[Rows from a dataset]
>>>>>

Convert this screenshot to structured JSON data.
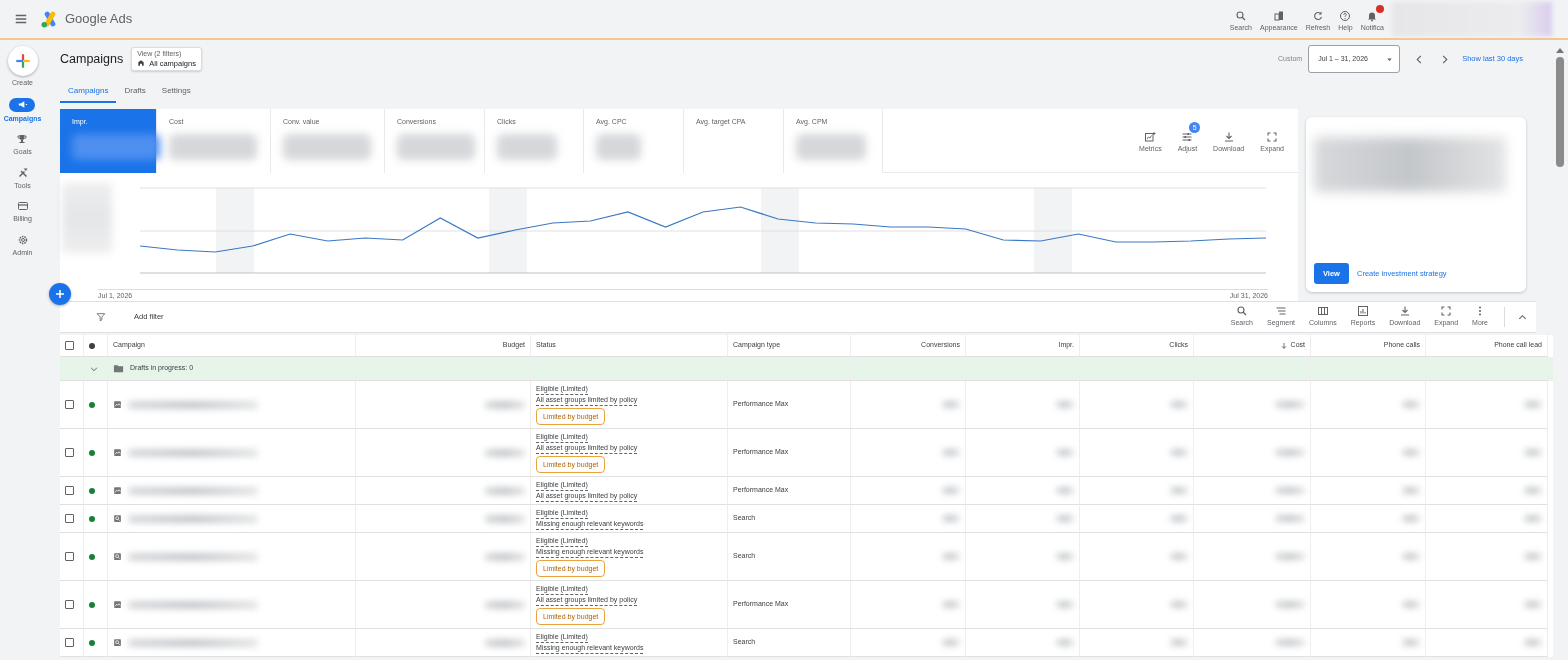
{
  "app": {
    "title": "Google Ads"
  },
  "topbar_actions": [
    {
      "label": "Search",
      "badge": false
    },
    {
      "label": "Appearance",
      "badge": false
    },
    {
      "label": "Refresh",
      "badge": false
    },
    {
      "label": "Help",
      "badge": false
    },
    {
      "label": "Notifica",
      "badge": true
    }
  ],
  "create_button": {
    "label": "Create"
  },
  "rail": [
    {
      "label": "Campaigns",
      "selected": true
    },
    {
      "label": "Goals",
      "selected": false
    },
    {
      "label": "Tools",
      "selected": false
    },
    {
      "label": "Billing",
      "selected": false
    },
    {
      "label": "Admin",
      "selected": false
    }
  ],
  "page": {
    "title": "Campaigns",
    "view_caption": "View (2 filters)",
    "view_value": "All campaigns"
  },
  "date": {
    "prefix": "Custom",
    "range": "Jul 1 – 31, 2026",
    "link": "Show last 30 days"
  },
  "tabs": [
    {
      "label": "Campaigns",
      "selected": true
    },
    {
      "label": "Drafts",
      "selected": false
    },
    {
      "label": "Settings",
      "selected": false
    }
  ],
  "metrics": [
    {
      "label": "Impr.",
      "selected": true
    },
    {
      "label": "Cost",
      "selected": false
    },
    {
      "label": "Conv. value",
      "selected": false
    },
    {
      "label": "Conversions",
      "selected": false
    },
    {
      "label": "Clicks",
      "selected": false
    },
    {
      "label": "Avg. CPC",
      "selected": false
    },
    {
      "label": "Avg. target CPA",
      "selected": false
    },
    {
      "label": "Avg. CPM",
      "selected": false
    }
  ],
  "chart_tools": [
    {
      "label": "Metrics"
    },
    {
      "label": "Adjust",
      "badge": "5"
    },
    {
      "label": "Download"
    },
    {
      "label": "Expand"
    }
  ],
  "chart": {
    "start_label": "Jul 1, 2026",
    "end_label": "Jul 31, 2026"
  },
  "promo": {
    "button": "View",
    "link": "Create investment strategy"
  },
  "filter": {
    "label": "Add filter"
  },
  "table_tools": [
    {
      "label": "Search"
    },
    {
      "label": "Segment"
    },
    {
      "label": "Columns"
    },
    {
      "label": "Reports"
    },
    {
      "label": "Download"
    },
    {
      "label": "Expand"
    },
    {
      "label": "More"
    }
  ],
  "table": {
    "all_checked": false,
    "columns": [
      {
        "label": "Campaign",
        "sorted": false
      },
      {
        "label": "Budget",
        "sorted": false
      },
      {
        "label": "Status",
        "sorted": false
      },
      {
        "label": "Campaign type",
        "sorted": false
      },
      {
        "label": "Conversions",
        "sorted": false
      },
      {
        "label": "Impr.",
        "sorted": false
      },
      {
        "label": "Clicks",
        "sorted": false
      },
      {
        "label": "Cost",
        "sorted": true
      },
      {
        "label": "Phone calls",
        "sorted": false
      },
      {
        "label": "Phone call lead",
        "sorted": false
      }
    ],
    "group_row": {
      "label": "Drafts in progress: 0",
      "expanded": true
    },
    "rows": [
      {
        "kind": "image",
        "checked": false,
        "enabled": true,
        "status": "Eligible (Limited)",
        "reason": "All asset groups limited by policy",
        "badge": "Limited by budget",
        "campaign_type": "Performance Max"
      },
      {
        "kind": "image",
        "checked": false,
        "enabled": true,
        "status": "Eligible (Limited)",
        "reason": "All asset groups limited by policy",
        "badge": "Limited by budget",
        "campaign_type": "Performance Max"
      },
      {
        "kind": "image",
        "checked": false,
        "enabled": true,
        "status": "Eligible (Limited)",
        "reason": "All asset groups limited by policy",
        "campaign_type": "Performance Max"
      },
      {
        "kind": "search",
        "checked": false,
        "enabled": true,
        "status": "Eligible (Limited)",
        "reason": "Missing enough relevant keywords",
        "campaign_type": "Search"
      },
      {
        "kind": "search",
        "checked": false,
        "enabled": true,
        "status": "Eligible (Limited)",
        "reason": "Missing enough relevant keywords",
        "badge": "Limited by budget",
        "campaign_type": "Search"
      },
      {
        "kind": "image",
        "checked": false,
        "enabled": true,
        "status": "Eligible (Limited)",
        "reason": "All asset groups limited by policy",
        "badge": "Limited by budget",
        "campaign_type": "Performance Max"
      },
      {
        "kind": "search",
        "checked": false,
        "enabled": true,
        "status": "Eligible (Limited)",
        "reason": "Missing enough relevant keywords",
        "campaign_type": "Search"
      }
    ]
  }
}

<<<<<

- **WHAT NEEDS TO BE DONE**: Copy every line of the data exactly as written, excluding the pictures.

- **ANSWER**:
Convert this screenshot to structured JSON data.
{
  "app": {
    "title": "Google Ads"
  },
  "topbar_actions": [
    {
      "label": "Search",
      "badge": false
    },
    {
      "label": "Appearance",
      "badge": false
    },
    {
      "label": "Refresh",
      "badge": false
    },
    {
      "label": "Help",
      "badge": false
    },
    {
      "label": "Notifica",
      "badge": true
    }
  ],
  "create_button": {
    "label": "Create"
  },
  "rail": [
    {
      "label": "Campaigns",
      "selected": true
    },
    {
      "label": "Goals",
      "selected": false
    },
    {
      "label": "Tools",
      "selected": false
    },
    {
      "label": "Billing",
      "selected": false
    },
    {
      "label": "Admin",
      "selected": false
    }
  ],
  "page": {
    "title": "Campaigns",
    "view_caption": "View (2 filters)",
    "view_value": "All campaigns"
  },
  "date": {
    "prefix": "Custom",
    "range": "Jul 1 – 31, 2026",
    "link": "Show last 30 days"
  },
  "tabs": [
    {
      "label": "Campaigns",
      "selected": true
    },
    {
      "label": "Drafts",
      "selected": false
    },
    {
      "label": "Settings",
      "selected": false
    }
  ],
  "metrics": [
    {
      "label": "Impr.",
      "selected": true
    },
    {
      "label": "Cost",
      "selected": false
    },
    {
      "label": "Conv. value",
      "selected": false
    },
    {
      "label": "Conversions",
      "selected": false
    },
    {
      "label": "Clicks",
      "selected": false
    },
    {
      "label": "Avg. CPC",
      "selected": false
    },
    {
      "label": "Avg. target CPA",
      "selected": false
    },
    {
      "label": "Avg. CPM",
      "selected": false
    }
  ],
  "chart_tools": [
    {
      "label": "Metrics"
    },
    {
      "label": "Adjust",
      "badge": "5"
    },
    {
      "label": "Download"
    },
    {
      "label": "Expand"
    }
  ],
  "chart": {
    "start_label": "Jul 1, 2026",
    "end_label": "Jul 31, 2026"
  },
  "promo": {
    "button": "View",
    "link": "Create investment strategy"
  },
  "filter": {
    "label": "Add filter"
  },
  "table_tools": [
    {
      "label": "Search"
    },
    {
      "label": "Segment"
    },
    {
      "label": "Columns"
    },
    {
      "label": "Reports"
    },
    {
      "label": "Download"
    },
    {
      "label": "Expand"
    },
    {
      "label": "More"
    }
  ],
  "table": {
    "all_checked": false,
    "columns": [
      {
        "label": "Campaign",
        "sorted": false
      },
      {
        "label": "Budget",
        "sorted": false
      },
      {
        "label": "Status",
        "sorted": false
      },
      {
        "label": "Campaign type",
        "sorted": false
      },
      {
        "label": "Conversions",
        "sorted": false
      },
      {
        "label": "Impr.",
        "sorted": false
      },
      {
        "label": "Clicks",
        "sorted": false
      },
      {
        "label": "Cost",
        "sorted": true
      },
      {
        "label": "Phone calls",
        "sorted": false
      },
      {
        "label": "Phone call lead",
        "sorted": false
      }
    ],
    "group_row": {
      "label": "Drafts in progress: 0",
      "expanded": true
    },
    "rows": [
      {
        "kind": "image",
        "checked": false,
        "enabled": true,
        "status": "Eligible (Limited)",
        "reason": "All asset groups limited by policy",
        "badge": "Limited by budget",
        "campaign_type": "Performance Max"
      },
      {
        "kind": "image",
        "checked": false,
        "enabled": true,
        "status": "Eligible (Limited)",
        "reason": "All asset groups limited by policy",
        "badge": "Limited by budget",
        "campaign_type": "Performance Max"
      },
      {
        "kind": "image",
        "checked": false,
        "enabled": true,
        "status": "Eligible (Limited)",
        "reason": "All asset groups limited by policy",
        "campaign_type": "Performance Max"
      },
      {
        "kind": "search",
        "checked": false,
        "enabled": true,
        "status": "Eligible (Limited)",
        "reason": "Missing enough relevant keywords",
        "campaign_type": "Search"
      },
      {
        "kind": "search",
        "checked": false,
        "enabled": true,
        "status": "Eligible (Limited)",
        "reason": "Missing enough relevant keywords",
        "badge": "Limited by budget",
        "campaign_type": "Search"
      },
      {
        "kind": "image",
        "checked": false,
        "enabled": true,
        "status": "Eligible (Limited)",
        "reason": "All asset groups limited by policy",
        "badge": "Limited by budget",
        "campaign_type": "Performance Max"
      },
      {
        "kind": "search",
        "checked": false,
        "enabled": true,
        "status": "Eligible (Limited)",
        "reason": "Missing enough relevant keywords",
        "campaign_type": "Search"
      }
    ]
  }
}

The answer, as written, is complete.